::: Exercise input

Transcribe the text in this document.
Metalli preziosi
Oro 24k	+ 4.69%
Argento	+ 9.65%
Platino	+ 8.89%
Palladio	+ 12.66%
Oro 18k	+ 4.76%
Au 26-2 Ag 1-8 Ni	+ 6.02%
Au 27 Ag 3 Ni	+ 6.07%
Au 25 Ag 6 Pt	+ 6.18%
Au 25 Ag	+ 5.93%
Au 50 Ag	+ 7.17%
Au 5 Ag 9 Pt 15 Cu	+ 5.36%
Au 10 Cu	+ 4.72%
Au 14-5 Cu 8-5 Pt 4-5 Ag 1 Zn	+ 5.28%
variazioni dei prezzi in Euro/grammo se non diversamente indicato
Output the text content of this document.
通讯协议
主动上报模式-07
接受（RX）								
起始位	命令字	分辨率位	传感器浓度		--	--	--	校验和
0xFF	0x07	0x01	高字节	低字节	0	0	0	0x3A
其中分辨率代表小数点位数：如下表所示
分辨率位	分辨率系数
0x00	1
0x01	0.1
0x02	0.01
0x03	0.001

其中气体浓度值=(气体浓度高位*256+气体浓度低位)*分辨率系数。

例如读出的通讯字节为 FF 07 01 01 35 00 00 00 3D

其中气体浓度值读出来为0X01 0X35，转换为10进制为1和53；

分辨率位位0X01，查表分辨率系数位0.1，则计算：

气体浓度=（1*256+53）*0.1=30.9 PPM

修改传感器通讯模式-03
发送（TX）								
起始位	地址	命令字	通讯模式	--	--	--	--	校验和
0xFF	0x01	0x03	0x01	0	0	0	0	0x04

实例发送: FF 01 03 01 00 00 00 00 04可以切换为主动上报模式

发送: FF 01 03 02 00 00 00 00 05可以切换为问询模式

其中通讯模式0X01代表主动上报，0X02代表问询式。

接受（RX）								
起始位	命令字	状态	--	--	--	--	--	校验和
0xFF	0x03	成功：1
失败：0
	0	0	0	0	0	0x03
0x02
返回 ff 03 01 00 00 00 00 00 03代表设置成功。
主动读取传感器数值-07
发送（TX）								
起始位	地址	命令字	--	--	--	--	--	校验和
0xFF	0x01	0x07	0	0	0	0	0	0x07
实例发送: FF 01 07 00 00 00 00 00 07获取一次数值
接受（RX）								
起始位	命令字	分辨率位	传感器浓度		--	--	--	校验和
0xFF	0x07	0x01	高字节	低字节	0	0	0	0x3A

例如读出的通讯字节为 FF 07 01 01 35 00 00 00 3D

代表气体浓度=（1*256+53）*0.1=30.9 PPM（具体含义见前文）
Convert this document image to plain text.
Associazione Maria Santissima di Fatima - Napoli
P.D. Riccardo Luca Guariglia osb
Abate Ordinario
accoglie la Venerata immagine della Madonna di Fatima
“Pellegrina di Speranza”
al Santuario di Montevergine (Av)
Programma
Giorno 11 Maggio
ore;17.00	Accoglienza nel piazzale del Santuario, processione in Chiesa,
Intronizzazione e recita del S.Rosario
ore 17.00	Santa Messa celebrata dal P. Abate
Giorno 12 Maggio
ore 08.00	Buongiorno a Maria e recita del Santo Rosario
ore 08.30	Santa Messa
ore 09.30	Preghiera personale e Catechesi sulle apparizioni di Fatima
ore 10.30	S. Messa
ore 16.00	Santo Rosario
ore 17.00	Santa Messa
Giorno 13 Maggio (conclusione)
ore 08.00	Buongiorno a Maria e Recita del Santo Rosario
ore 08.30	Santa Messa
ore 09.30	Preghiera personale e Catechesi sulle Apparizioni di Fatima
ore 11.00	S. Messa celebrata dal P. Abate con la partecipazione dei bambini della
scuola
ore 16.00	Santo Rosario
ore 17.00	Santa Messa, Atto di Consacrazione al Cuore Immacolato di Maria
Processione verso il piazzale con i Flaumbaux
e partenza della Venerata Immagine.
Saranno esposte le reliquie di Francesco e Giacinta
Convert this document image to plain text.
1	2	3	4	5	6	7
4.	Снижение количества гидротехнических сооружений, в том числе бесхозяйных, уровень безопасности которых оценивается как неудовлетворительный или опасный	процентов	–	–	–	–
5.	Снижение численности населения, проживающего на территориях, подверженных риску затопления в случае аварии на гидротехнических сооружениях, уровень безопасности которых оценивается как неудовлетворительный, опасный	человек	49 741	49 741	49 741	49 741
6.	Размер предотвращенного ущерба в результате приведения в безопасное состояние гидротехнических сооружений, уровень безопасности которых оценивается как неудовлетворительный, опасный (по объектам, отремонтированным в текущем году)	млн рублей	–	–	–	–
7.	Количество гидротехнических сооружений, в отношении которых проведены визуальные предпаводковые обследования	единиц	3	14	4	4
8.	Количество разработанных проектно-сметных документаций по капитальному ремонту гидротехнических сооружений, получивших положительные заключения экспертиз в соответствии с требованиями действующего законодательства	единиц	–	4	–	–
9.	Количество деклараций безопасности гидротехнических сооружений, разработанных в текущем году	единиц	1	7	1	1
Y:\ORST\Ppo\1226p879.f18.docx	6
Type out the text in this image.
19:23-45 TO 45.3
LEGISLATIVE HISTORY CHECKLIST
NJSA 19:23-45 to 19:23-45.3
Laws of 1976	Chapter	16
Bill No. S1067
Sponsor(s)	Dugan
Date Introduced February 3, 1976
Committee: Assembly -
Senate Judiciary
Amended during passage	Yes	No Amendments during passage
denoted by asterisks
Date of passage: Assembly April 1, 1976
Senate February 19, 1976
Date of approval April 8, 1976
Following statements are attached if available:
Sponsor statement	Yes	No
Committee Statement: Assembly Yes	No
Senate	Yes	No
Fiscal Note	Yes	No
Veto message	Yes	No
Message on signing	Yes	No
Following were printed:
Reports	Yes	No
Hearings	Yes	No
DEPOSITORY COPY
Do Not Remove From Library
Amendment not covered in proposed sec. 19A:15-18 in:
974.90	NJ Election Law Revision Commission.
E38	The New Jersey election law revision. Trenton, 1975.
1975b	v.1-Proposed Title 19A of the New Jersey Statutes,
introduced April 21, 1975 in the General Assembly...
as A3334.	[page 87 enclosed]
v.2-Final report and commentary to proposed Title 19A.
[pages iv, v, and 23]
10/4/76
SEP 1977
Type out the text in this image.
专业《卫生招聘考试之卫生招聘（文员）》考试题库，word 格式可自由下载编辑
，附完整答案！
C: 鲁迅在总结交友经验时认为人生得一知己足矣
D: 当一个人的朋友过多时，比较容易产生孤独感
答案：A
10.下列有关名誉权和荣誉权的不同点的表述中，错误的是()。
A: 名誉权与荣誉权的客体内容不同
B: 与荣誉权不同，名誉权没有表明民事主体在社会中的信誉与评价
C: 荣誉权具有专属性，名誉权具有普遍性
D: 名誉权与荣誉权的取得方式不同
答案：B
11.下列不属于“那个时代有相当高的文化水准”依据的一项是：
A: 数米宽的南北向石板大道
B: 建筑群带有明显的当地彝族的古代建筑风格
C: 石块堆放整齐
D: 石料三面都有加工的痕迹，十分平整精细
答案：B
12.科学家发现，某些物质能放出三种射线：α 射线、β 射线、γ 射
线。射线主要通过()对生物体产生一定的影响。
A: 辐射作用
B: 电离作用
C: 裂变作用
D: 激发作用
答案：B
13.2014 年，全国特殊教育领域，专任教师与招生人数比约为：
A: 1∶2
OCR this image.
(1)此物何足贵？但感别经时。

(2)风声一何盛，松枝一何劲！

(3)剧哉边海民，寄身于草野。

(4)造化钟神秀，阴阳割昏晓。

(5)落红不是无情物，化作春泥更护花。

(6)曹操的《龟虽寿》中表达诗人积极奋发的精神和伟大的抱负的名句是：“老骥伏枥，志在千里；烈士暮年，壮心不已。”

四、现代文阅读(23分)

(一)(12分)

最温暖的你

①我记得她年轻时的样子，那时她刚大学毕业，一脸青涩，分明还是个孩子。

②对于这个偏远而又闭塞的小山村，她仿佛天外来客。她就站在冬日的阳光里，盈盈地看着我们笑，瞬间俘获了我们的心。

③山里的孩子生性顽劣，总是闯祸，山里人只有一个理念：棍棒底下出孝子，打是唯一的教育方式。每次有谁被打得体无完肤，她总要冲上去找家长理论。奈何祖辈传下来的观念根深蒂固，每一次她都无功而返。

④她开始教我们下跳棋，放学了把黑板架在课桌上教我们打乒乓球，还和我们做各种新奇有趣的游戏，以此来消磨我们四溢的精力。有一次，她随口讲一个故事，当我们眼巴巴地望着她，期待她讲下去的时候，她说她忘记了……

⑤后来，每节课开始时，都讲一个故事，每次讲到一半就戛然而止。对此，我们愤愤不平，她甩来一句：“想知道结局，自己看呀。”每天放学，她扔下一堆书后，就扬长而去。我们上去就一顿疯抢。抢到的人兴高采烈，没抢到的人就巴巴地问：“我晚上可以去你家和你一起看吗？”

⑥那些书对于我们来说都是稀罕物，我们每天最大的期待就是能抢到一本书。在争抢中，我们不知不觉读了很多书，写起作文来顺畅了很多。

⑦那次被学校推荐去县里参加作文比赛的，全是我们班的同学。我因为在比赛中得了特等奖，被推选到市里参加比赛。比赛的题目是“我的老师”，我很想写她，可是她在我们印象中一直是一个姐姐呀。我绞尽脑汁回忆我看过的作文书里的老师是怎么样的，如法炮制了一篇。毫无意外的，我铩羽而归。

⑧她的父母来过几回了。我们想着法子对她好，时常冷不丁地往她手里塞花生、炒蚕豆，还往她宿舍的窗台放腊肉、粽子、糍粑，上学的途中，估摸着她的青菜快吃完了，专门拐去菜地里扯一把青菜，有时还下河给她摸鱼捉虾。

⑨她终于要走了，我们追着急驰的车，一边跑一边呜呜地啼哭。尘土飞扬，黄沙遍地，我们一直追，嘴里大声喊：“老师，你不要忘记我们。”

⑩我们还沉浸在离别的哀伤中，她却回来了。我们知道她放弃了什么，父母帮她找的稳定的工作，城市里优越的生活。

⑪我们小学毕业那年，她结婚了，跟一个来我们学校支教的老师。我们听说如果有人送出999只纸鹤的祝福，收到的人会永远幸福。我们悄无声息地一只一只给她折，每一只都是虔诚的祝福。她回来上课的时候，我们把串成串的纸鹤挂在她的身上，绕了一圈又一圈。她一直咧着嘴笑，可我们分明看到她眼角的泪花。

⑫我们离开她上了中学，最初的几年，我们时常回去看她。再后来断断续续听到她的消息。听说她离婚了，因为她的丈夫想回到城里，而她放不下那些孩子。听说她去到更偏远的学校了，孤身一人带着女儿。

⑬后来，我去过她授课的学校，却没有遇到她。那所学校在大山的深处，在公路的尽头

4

::::::

Requirement
From the records above, pull out every line containing the word "разработанных".

Completed exercise
8.	Количество разработанных проектно-сметных документаций по капитальному ремонту гидротехнических сооружений, получивших положительные заключения экспертиз в соответствии с требованиями действующего законодательства	единиц	–	4	–	–
9.	Количество деклараций безопасности гидротехнических сооружений, разработанных в текущем году	единиц	1	7	1	1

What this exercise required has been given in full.